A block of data
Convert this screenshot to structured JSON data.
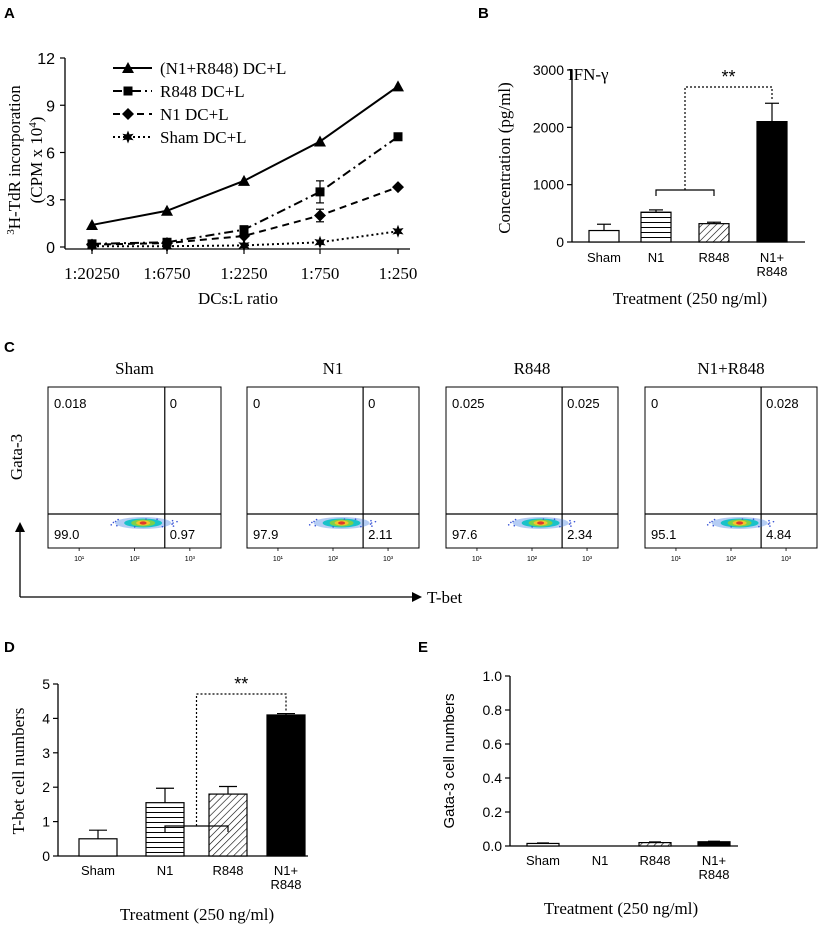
{
  "panel_letters": {
    "a": "A",
    "b": "B",
    "c": "C",
    "d": "D",
    "e": "E"
  },
  "chart_data": [
    {
      "id": "A",
      "type": "line",
      "title": "",
      "xlabel": "DCs:L ratio",
      "ylabel_line1": "3H-TdR incorporation",
      "ylabel_line2": "(CPM x 104)",
      "ylabel_sup1": "3",
      "ylabel_rest1": "H-TdR incorporation",
      "ylabel_pre2": "(CPM x 10",
      "ylabel_sup2": "4",
      "ylabel_post2": ")",
      "categories": [
        "1:20250",
        "1:6750",
        "1:2250",
        "1:750",
        "1:250"
      ],
      "ylim": [
        0,
        12
      ],
      "yticks": [
        0,
        3,
        6,
        9,
        12
      ],
      "series": [
        {
          "name": "(N1+R848) DC+L",
          "marker": "triangle",
          "dash": "solid",
          "values": [
            1.4,
            2.3,
            4.2,
            6.7,
            10.2
          ],
          "errors": [
            0,
            0,
            0,
            0,
            0
          ]
        },
        {
          "name": "R848 DC+L",
          "marker": "square",
          "dash": "dashdot",
          "values": [
            0.2,
            0.3,
            1.1,
            3.5,
            7.0
          ],
          "errors": [
            0,
            0,
            0,
            0.7,
            0
          ]
        },
        {
          "name": "N1 DC+L",
          "marker": "diamond",
          "dash": "dashed",
          "values": [
            0.15,
            0.25,
            0.7,
            2.0,
            3.8
          ],
          "errors": [
            0,
            0,
            0,
            0.4,
            0
          ]
        },
        {
          "name": "Sham DC+L",
          "marker": "star",
          "dash": "dotted",
          "values": [
            0.05,
            0.05,
            0.1,
            0.3,
            1.0
          ],
          "errors": [
            0,
            0,
            0,
            0,
            0
          ]
        }
      ],
      "legend": "top-left"
    },
    {
      "id": "B",
      "type": "bar",
      "annotation": "IFN-γ",
      "xlabel": "Treatment (250 ng/ml)",
      "ylabel": "Concentration (pg/ml)",
      "categories": [
        "Sham",
        "N1",
        "R848",
        "N1+\nR848"
      ],
      "category_labels": [
        [
          "Sham"
        ],
        [
          "N1"
        ],
        [
          "R848"
        ],
        [
          "N1+",
          "R848"
        ]
      ],
      "values": [
        200,
        520,
        320,
        2100
      ],
      "errors": [
        110,
        40,
        25,
        320
      ],
      "patterns": [
        "none",
        "hstripes",
        "diagonal",
        "solid"
      ],
      "ylim": [
        0,
        3000
      ],
      "yticks": [
        0,
        1000,
        2000,
        3000
      ],
      "significance": "**"
    },
    {
      "id": "D",
      "type": "bar",
      "xlabel": "Treatment (250 ng/ml)",
      "ylabel": "T-bet cell numbers",
      "categories": [
        "Sham",
        "N1",
        "R848",
        "N1+\nR848"
      ],
      "category_labels": [
        [
          "Sham"
        ],
        [
          "N1"
        ],
        [
          "R848"
        ],
        [
          "N1+",
          "R848"
        ]
      ],
      "values": [
        0.5,
        1.55,
        1.8,
        4.1
      ],
      "errors": [
        0.25,
        0.42,
        0.22,
        0.04
      ],
      "patterns": [
        "none",
        "hstripes",
        "diagonal",
        "solid"
      ],
      "ylim": [
        0,
        5
      ],
      "yticks": [
        "0",
        "1",
        "2",
        "3",
        "4",
        "5"
      ],
      "significance": "**"
    },
    {
      "id": "E",
      "type": "bar",
      "xlabel": "Treatment (250 ng/ml)",
      "ylabel": "Gata-3 cell numbers",
      "categories": [
        "Sham",
        "N1",
        "R848",
        "N1+\nR848"
      ],
      "category_labels": [
        [
          "Sham"
        ],
        [
          "N1"
        ],
        [
          "R848"
        ],
        [
          "N1+",
          "R848"
        ]
      ],
      "values": [
        0.015,
        0.0,
        0.02,
        0.025
      ],
      "errors": [
        0.003,
        0,
        0.004,
        0.003
      ],
      "patterns": [
        "none",
        "hstripes",
        "diagonal",
        "solid"
      ],
      "ylim": [
        0,
        1.0
      ],
      "yticks": [
        "0.0",
        "0.2",
        "0.4",
        "0.6",
        "0.8",
        "1.0"
      ]
    }
  ],
  "flow": {
    "xlabel": "T-bet",
    "ylabel": "Gata-3",
    "ticks": [
      "10¹",
      "10²",
      "10³"
    ],
    "panels": [
      {
        "title": "Sham",
        "ul": "0.018",
        "ur": "0",
        "ll": "99.0",
        "lr": "0.97"
      },
      {
        "title": "N1",
        "ul": "0",
        "ur": "0",
        "ll": "97.9",
        "lr": "2.11"
      },
      {
        "title": "R848",
        "ul": "0.025",
        "ur": "0.025",
        "ll": "97.6",
        "lr": "2.34"
      },
      {
        "title": "N1+R848",
        "ul": "0",
        "ur": "0.028",
        "ll": "95.1",
        "lr": "4.84"
      }
    ]
  }
}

EXERCISE DETAILS
Pull out all lines containing the word "Gata" from the entries above.

RESULT OF THIS TASK
      "ylabel": "Gata-3 cell numbers",
    "ylabel": "Gata-3",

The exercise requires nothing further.